**Short exercise:** Reproduce the listing below without any change.

* * * * * * * * *

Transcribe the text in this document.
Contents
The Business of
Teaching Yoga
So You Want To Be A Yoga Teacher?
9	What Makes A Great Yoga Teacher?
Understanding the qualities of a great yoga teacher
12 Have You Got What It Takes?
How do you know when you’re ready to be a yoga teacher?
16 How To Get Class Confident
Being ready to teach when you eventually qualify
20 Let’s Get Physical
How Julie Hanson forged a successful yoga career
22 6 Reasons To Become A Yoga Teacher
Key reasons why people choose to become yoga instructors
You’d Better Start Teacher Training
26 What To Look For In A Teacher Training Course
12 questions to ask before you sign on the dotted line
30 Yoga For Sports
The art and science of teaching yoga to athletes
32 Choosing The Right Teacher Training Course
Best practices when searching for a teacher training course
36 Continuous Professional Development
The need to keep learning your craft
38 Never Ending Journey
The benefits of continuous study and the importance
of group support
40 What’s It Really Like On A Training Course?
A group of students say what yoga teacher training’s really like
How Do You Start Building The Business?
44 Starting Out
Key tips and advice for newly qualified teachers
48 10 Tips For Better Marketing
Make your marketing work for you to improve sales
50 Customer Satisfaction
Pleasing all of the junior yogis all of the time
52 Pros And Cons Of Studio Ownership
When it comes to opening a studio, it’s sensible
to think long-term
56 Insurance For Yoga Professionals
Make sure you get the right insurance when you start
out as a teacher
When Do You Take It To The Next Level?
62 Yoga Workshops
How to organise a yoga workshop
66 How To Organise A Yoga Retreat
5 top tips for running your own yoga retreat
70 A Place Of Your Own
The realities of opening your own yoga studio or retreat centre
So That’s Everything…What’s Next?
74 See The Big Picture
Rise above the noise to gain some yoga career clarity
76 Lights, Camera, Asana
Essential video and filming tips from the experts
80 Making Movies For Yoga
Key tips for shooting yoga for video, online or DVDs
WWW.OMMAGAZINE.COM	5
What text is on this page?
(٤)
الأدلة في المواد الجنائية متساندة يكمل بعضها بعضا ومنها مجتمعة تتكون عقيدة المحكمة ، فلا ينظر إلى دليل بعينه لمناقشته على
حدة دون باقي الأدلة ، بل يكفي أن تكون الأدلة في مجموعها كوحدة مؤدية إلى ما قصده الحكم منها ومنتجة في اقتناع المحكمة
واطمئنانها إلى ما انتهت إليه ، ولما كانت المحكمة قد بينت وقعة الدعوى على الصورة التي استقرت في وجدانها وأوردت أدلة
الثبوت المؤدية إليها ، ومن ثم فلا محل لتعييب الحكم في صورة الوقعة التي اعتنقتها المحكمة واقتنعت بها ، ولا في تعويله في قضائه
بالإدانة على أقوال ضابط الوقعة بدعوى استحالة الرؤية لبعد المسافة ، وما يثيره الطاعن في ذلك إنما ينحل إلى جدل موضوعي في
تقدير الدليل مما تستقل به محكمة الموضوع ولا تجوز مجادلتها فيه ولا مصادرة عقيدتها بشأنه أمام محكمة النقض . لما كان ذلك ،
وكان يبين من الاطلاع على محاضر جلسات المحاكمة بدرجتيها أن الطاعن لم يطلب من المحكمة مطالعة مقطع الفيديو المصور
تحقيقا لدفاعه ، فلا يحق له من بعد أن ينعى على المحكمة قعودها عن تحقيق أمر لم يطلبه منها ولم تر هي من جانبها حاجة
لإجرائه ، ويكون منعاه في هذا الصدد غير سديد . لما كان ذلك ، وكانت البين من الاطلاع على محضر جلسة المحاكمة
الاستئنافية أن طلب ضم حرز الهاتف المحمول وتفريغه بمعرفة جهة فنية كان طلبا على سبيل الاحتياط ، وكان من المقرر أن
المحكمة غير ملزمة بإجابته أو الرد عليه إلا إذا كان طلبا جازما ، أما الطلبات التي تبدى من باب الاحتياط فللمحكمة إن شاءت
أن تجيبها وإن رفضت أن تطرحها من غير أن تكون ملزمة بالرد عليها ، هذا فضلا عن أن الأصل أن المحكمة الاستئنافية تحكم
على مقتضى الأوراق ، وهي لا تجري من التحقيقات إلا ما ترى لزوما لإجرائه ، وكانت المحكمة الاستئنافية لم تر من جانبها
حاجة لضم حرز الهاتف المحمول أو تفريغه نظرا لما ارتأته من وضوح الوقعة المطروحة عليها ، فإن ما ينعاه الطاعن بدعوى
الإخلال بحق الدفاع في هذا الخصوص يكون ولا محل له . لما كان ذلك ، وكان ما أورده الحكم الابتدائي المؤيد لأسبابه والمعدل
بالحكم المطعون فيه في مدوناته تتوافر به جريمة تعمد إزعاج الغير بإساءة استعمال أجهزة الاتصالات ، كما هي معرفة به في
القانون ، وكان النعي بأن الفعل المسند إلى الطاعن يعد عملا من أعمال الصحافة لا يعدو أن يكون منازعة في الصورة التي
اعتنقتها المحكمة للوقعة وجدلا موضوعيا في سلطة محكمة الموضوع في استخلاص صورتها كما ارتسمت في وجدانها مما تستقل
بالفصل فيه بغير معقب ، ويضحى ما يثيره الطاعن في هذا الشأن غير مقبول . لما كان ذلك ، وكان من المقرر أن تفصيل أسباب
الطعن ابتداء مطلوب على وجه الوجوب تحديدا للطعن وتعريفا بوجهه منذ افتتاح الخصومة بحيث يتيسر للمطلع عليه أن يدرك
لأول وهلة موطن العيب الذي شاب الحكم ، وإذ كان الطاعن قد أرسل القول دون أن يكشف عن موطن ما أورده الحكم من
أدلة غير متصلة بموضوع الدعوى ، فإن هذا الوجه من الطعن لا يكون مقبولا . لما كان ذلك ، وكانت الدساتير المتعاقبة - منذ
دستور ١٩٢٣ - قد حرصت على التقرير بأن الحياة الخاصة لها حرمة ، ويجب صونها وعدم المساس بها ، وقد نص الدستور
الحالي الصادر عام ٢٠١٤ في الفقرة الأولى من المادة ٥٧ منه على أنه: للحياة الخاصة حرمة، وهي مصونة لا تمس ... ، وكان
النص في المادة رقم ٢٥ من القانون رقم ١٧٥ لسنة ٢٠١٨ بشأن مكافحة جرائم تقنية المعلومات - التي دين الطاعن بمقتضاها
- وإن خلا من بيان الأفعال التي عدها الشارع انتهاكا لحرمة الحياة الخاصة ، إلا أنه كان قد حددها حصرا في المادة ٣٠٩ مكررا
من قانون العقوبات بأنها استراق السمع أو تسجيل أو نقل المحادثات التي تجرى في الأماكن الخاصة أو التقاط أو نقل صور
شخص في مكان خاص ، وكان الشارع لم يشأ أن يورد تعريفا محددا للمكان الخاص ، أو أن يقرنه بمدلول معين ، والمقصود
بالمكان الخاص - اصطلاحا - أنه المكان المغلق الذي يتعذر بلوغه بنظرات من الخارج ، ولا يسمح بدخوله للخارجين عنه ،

* * * * * * * * *

**Answer to the problem:**
Transcribe the text in this document.
Contents
The Business of
Teaching Yoga
So You Want To Be A Yoga Teacher?
9	What Makes A Great Yoga Teacher?
Understanding the qualities of a great yoga teacher
12 Have You Got What It Takes?
How do you know when you’re ready to be a yoga teacher?
16 How To Get Class Confident
Being ready to teach when you eventually qualify
20 Let’s Get Physical
How Julie Hanson forged a successful yoga career
22 6 Reasons To Become A Yoga Teacher
Key reasons why people choose to become yoga instructors
You’d Better Start Teacher Training
26 What To Look For In A Teacher Training Course
12 questions to ask before you sign on the dotted line
30 Yoga For Sports
The art and science of teaching yoga to athletes
32 Choosing The Right Teacher Training Course
Best practices when searching for a teacher training course
36 Continuous Professional Development
The need to keep learning your craft
38 Never Ending Journey
The benefits of continuous study and the importance
of group support
40 What’s It Really Like On A Training Course?
A group of students say what yoga teacher training’s really like
How Do You Start Building The Business?
44 Starting Out
Key tips and advice for newly qualified teachers
48 10 Tips For Better Marketing
Make your marketing work for you to improve sales
50 Customer Satisfaction
Pleasing all of the junior yogis all of the time
52 Pros And Cons Of Studio Ownership
When it comes to opening a studio, it’s sensible
to think long-term
56 Insurance For Yoga Professionals
Make sure you get the right insurance when you start
out as a teacher
When Do You Take It To The Next Level?
62 Yoga Workshops
How to organise a yoga workshop
66 How To Organise A Yoga Retreat
5 top tips for running your own yoga retreat
70 A Place Of Your Own
The realities of opening your own yoga studio or retreat centre
So That’s Everything…What’s Next?
74 See The Big Picture
Rise above the noise to gain some yoga career clarity
76 Lights, Camera, Asana
Essential video and filming tips from the experts
80 Making Movies For Yoga
Key tips for shooting yoga for video, online or DVDs
WWW.OMMAGAZINE.COM	5
What text is on this page?
(٤)
الأدلة في المواد الجنائية متساندة يكمل بعضها بعضا ومنها مجتمعة تتكون عقيدة المحكمة ، فلا ينظر إلى دليل بعينه لمناقشته على
حدة دون باقي الأدلة ، بل يكفي أن تكون الأدلة في مجموعها كوحدة مؤدية إلى ما قصده الحكم منها ومنتجة في اقتناع المحكمة
واطمئنانها إلى ما انتهت إليه ، ولما كانت المحكمة قد بينت وقعة الدعوى على الصورة التي استقرت في وجدانها وأوردت أدلة
الثبوت المؤدية إليها ، ومن ثم فلا محل لتعييب الحكم في صورة الوقعة التي اعتنقتها المحكمة واقتنعت بها ، ولا في تعويله في قضائه
بالإدانة على أقوال ضابط الوقعة بدعوى استحالة الرؤية لبعد المسافة ، وما يثيره الطاعن في ذلك إنما ينحل إلى جدل موضوعي في
تقدير الدليل مما تستقل به محكمة الموضوع ولا تجوز مجادلتها فيه ولا مصادرة عقيدتها بشأنه أمام محكمة النقض . لما كان ذلك ،
وكان يبين من الاطلاع على محاضر جلسات المحاكمة بدرجتيها أن الطاعن لم يطلب من المحكمة مطالعة مقطع الفيديو المصور
تحقيقا لدفاعه ، فلا يحق له من بعد أن ينعى على المحكمة قعودها عن تحقيق أمر لم يطلبه منها ولم تر هي من جانبها حاجة
لإجرائه ، ويكون منعاه في هذا الصدد غير سديد . لما كان ذلك ، وكانت البين من الاطلاع على محضر جلسة المحاكمة
الاستئنافية أن طلب ضم حرز الهاتف المحمول وتفريغه بمعرفة جهة فنية كان طلبا على سبيل الاحتياط ، وكان من المقرر أن
المحكمة غير ملزمة بإجابته أو الرد عليه إلا إذا كان طلبا جازما ، أما الطلبات التي تبدى من باب الاحتياط فللمحكمة إن شاءت
أن تجيبها وإن رفضت أن تطرحها من غير أن تكون ملزمة بالرد عليها ، هذا فضلا عن أن الأصل أن المحكمة الاستئنافية تحكم
على مقتضى الأوراق ، وهي لا تجري من التحقيقات إلا ما ترى لزوما لإجرائه ، وكانت المحكمة الاستئنافية لم تر من جانبها
حاجة لضم حرز الهاتف المحمول أو تفريغه نظرا لما ارتأته من وضوح الوقعة المطروحة عليها ، فإن ما ينعاه الطاعن بدعوى
الإخلال بحق الدفاع في هذا الخصوص يكون ولا محل له . لما كان ذلك ، وكان ما أورده الحكم الابتدائي المؤيد لأسبابه والمعدل
بالحكم المطعون فيه في مدوناته تتوافر به جريمة تعمد إزعاج الغير بإساءة استعمال أجهزة الاتصالات ، كما هي معرفة به في
القانون ، وكان النعي بأن الفعل المسند إلى الطاعن يعد عملا من أعمال الصحافة لا يعدو أن يكون منازعة في الصورة التي
اعتنقتها المحكمة للوقعة وجدلا موضوعيا في سلطة محكمة الموضوع في استخلاص صورتها كما ارتسمت في وجدانها مما تستقل
بالفصل فيه بغير معقب ، ويضحى ما يثيره الطاعن في هذا الشأن غير مقبول . لما كان ذلك ، وكان من المقرر أن تفصيل أسباب
الطعن ابتداء مطلوب على وجه الوجوب تحديدا للطعن وتعريفا بوجهه منذ افتتاح الخصومة بحيث يتيسر للمطلع عليه أن يدرك
لأول وهلة موطن العيب الذي شاب الحكم ، وإذ كان الطاعن قد أرسل القول دون أن يكشف عن موطن ما أورده الحكم من
أدلة غير متصلة بموضوع الدعوى ، فإن هذا الوجه من الطعن لا يكون مقبولا . لما كان ذلك ، وكانت الدساتير المتعاقبة - منذ
دستور ١٩٢٣ - قد حرصت على التقرير بأن الحياة الخاصة لها حرمة ، ويجب صونها وعدم المساس بها ، وقد نص الدستور
الحالي الصادر عام ٢٠١٤ في الفقرة الأولى من المادة ٥٧ منه على أنه: للحياة الخاصة حرمة، وهي مصونة لا تمس ... ، وكان
النص في المادة رقم ٢٥ من القانون رقم ١٧٥ لسنة ٢٠١٨ بشأن مكافحة جرائم تقنية المعلومات - التي دين الطاعن بمقتضاها
- وإن خلا من بيان الأفعال التي عدها الشارع انتهاكا لحرمة الحياة الخاصة ، إلا أنه كان قد حددها حصرا في المادة ٣٠٩ مكررا
من قانون العقوبات بأنها استراق السمع أو تسجيل أو نقل المحادثات التي تجرى في الأماكن الخاصة أو التقاط أو نقل صور
شخص في مكان خاص ، وكان الشارع لم يشأ أن يورد تعريفا محددا للمكان الخاص ، أو أن يقرنه بمدلول معين ، والمقصود
بالمكان الخاص - اصطلاحا - أنه المكان المغلق الذي يتعذر بلوغه بنظرات من الخارج ، ولا يسمح بدخوله للخارجين عنه ،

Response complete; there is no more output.